(begin)

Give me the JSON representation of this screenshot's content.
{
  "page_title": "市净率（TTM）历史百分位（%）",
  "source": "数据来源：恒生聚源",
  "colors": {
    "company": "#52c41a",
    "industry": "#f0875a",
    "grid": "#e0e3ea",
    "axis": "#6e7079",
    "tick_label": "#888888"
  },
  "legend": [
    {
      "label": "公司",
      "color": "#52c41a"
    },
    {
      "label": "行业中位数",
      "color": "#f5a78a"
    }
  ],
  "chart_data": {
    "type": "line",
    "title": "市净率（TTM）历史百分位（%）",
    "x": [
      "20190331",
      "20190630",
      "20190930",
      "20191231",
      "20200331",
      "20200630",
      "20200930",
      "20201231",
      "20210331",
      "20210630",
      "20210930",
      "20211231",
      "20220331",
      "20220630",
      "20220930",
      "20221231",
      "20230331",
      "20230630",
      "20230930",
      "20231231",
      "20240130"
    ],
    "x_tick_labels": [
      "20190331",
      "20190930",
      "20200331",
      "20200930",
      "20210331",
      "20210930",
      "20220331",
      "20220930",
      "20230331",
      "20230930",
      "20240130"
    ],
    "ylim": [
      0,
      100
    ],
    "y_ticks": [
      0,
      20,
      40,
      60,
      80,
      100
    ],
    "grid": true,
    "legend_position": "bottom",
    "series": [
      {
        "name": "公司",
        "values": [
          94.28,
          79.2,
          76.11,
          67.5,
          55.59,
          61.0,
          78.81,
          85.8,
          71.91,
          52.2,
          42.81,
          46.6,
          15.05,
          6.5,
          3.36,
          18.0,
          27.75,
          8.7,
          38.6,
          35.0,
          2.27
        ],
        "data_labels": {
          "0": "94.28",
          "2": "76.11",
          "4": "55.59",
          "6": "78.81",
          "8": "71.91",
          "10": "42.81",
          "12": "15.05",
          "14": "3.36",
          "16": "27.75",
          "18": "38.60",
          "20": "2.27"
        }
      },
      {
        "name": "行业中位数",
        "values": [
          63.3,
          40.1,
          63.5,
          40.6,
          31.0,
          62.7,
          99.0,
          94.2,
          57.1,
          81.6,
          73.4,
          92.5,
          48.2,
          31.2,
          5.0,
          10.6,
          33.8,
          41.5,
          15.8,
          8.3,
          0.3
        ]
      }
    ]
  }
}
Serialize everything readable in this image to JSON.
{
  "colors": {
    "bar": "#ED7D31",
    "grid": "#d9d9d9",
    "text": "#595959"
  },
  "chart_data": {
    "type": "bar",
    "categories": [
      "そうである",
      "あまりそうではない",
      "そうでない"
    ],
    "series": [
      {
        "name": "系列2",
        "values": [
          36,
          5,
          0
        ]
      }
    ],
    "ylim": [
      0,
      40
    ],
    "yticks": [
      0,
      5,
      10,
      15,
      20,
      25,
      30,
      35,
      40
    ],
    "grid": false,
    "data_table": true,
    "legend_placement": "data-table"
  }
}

(end)

Spot every line that holds "JSON" and copy it.

Give me the JSON representation of this screenshot's content.
Serialize everything readable in this image to JSON.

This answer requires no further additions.